+++ Document extract

Playing with the bear's toes.
Ken in Texas
Steve, I think you have more than I do.... Between both of us we have captured 100s of those evil things ... Im not trying to stir up the tiger, I agree with him .....
I agree with Royce, water pumps and T's don't mix at all. I never had a problem with the stock system. Good luck Brian and have fun
Guys, thanks for all the help and advice. It is great as a newbie, to have so many people help out and offer advice. I replaced the bendix spring on my starter yesterday, then pulled the water pump. Tonight, I will be ordering the new hose kit, the original motor inlet and all clamps. Hopefully, the radiator is good. The motor portion of the inlet was clear, but the water pump portion looked a little clogged? When I removed the top hose from the engine to the radiator, there was some rust. Is that normal? The rust was located on the outlet, not the radiator.
You might want to flush your cooling system before you install all your nice new parts, here are some demonstration videos courtesy of Steve Jelf:
You've already got the usual responses, so I'll add my usual response as well.
1. take it off
2. if it gets too hot either
A. buy a new radiator or...
B. put it back on.
That's what it boils down to, (pun intended!)
Obviously a lot of passionate feelings about water pumps on Model T's. As a newbie to the Model T hobby myself and learning their special needs, I did have a question about this "hot" topic...if the consensus of opinion is that the Model T works better without a water pump, and apparently it worked well - why then, after 15 million Model T's were produced did Henry Ford abandon the thermosyphon process and adopt the use of a water pump with the advent of the completely redesigned Model A?
Again, just an observation from a freshman Model T owner in quest for more understanding.
Thanks for the information
Yes, rust is normal (but not desirable) if the car has had only water in it. That's why anti-rust coolant is your friend.
Another suggestion I like is to clean out water passages in the head and block with a home made wire brush. I think the best way to do this is with the passages dry. Get a piece of steel cable, maybe a foot long, and fray one end of it. Put the unfrayed end in an electric drill chuck, stick the frayed end into the passages, and run the drill to spin the brush. It may not reach everywhere, but it should remove a lot of crud where it does reach. Blow out the debris with compressed air. Cover all openings but two with bits of Gorilla tape to concentrate the air flow at the highest pressure you can get between the in-hole and the out-hole. After blowing the stuff out of one hole, cover it and open another one. Eventually you should have a concentrated stream of air through all the passages to blow out whatever is loose in them.
Because Model A's overheat without a water pump. If you have a Model A, you need one. My Model A has one.
Royce, thanks for your reply. As we know, Model A's CAME with a water pump...but that's the point of my question. Why didn't the Model A use the thermosyphon process like the T? With the engine architecture being very similar, one would think that a water pump wouldn't be needed for the Model A either, if you follow my logic.
Thermosyphon has its limitations. The Model A apparently either exceeds those limitations or was simply designed to use a water pump because the competition had them and to not use one would appear to make the new model less technologically modern and up-to-date.

++++++
+++ Provided information

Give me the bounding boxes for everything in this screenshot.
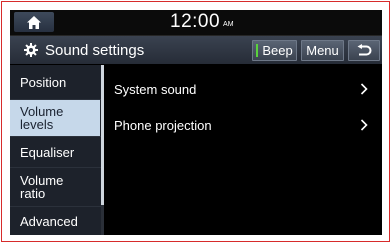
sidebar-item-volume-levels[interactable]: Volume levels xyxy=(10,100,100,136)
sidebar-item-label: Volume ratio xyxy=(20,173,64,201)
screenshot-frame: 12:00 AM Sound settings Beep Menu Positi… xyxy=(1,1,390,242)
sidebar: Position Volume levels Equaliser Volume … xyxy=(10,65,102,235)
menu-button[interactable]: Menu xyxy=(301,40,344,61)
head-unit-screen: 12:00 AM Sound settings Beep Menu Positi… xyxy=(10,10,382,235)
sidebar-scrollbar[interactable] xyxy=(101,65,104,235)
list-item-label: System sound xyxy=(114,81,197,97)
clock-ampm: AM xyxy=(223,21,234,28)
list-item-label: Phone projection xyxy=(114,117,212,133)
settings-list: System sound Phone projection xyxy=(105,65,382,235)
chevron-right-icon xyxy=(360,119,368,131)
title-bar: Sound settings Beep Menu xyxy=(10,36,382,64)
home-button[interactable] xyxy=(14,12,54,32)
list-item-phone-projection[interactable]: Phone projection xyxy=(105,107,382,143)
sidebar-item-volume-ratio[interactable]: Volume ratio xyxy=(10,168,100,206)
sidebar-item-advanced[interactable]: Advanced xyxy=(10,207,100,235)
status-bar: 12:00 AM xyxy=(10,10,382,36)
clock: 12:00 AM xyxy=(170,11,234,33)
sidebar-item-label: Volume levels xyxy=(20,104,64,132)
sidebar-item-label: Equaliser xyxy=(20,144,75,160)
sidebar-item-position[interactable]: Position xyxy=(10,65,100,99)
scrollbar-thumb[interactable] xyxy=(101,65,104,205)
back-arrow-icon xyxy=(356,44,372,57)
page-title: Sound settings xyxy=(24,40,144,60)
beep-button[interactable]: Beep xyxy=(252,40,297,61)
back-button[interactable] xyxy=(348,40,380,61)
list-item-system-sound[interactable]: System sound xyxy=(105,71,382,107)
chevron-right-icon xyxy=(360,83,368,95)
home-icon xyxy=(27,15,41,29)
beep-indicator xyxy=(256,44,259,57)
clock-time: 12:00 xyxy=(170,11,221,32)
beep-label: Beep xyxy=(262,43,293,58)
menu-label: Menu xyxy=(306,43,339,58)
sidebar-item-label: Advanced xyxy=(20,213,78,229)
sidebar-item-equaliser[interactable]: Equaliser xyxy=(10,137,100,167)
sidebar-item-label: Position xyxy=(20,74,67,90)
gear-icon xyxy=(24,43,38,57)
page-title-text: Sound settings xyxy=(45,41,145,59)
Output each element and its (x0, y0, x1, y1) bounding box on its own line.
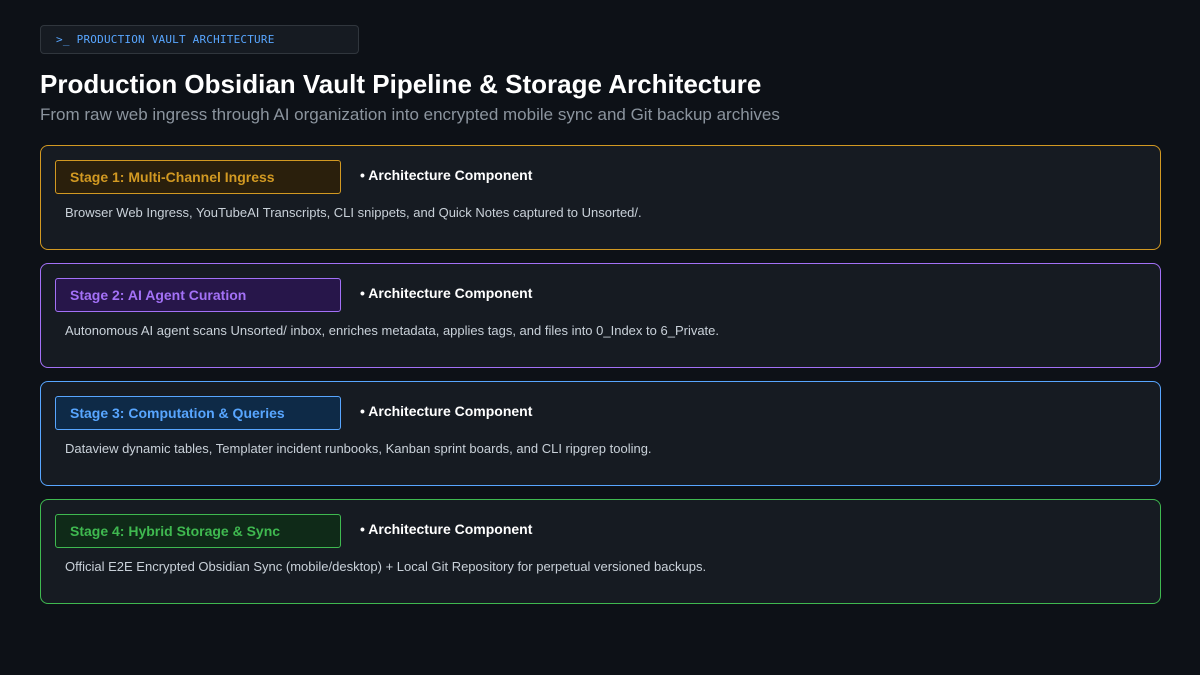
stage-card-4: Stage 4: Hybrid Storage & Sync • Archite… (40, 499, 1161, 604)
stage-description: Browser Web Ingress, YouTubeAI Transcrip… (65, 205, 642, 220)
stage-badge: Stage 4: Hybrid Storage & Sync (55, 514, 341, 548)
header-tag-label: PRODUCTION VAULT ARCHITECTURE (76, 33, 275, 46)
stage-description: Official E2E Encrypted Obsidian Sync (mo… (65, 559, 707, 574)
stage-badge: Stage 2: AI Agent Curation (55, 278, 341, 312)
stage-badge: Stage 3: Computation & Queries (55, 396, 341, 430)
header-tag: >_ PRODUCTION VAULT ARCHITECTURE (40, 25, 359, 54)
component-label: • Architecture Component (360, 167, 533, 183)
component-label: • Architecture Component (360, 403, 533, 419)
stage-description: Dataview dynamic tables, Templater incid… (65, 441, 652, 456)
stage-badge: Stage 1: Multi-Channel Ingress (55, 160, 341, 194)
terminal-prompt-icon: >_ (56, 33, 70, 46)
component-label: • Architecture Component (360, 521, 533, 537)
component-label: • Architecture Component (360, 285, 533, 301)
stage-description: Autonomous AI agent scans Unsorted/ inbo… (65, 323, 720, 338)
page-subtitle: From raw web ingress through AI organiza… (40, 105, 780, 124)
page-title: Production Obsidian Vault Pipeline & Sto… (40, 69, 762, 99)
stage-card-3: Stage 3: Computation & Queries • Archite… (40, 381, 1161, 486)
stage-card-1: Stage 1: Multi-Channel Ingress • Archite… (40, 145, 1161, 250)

++++++

Exercise brief:
Rewrite the forum thread from "Obviously a lot" up to and including "for more understanding.", putting "first-year" in place of "freshman". The records come from a different source than the forum thread.

Correct result:
Obviously a lot of passionate feelings about water pumps on Model T's. As a newbie to the Model T hobby myself and learning their special needs, I did have a question about this "hot" topic...if the consensus of opinion is that the Model T works better without a water pump, and apparently it worked well - why then, after 15 million Model T's were produced did Henry Ford abandon the thermosyphon process and adopt the use of a water pump with the advent of the completely redesigned Model A?
Again, just an observation from a first-year Model T owner in quest for more understanding.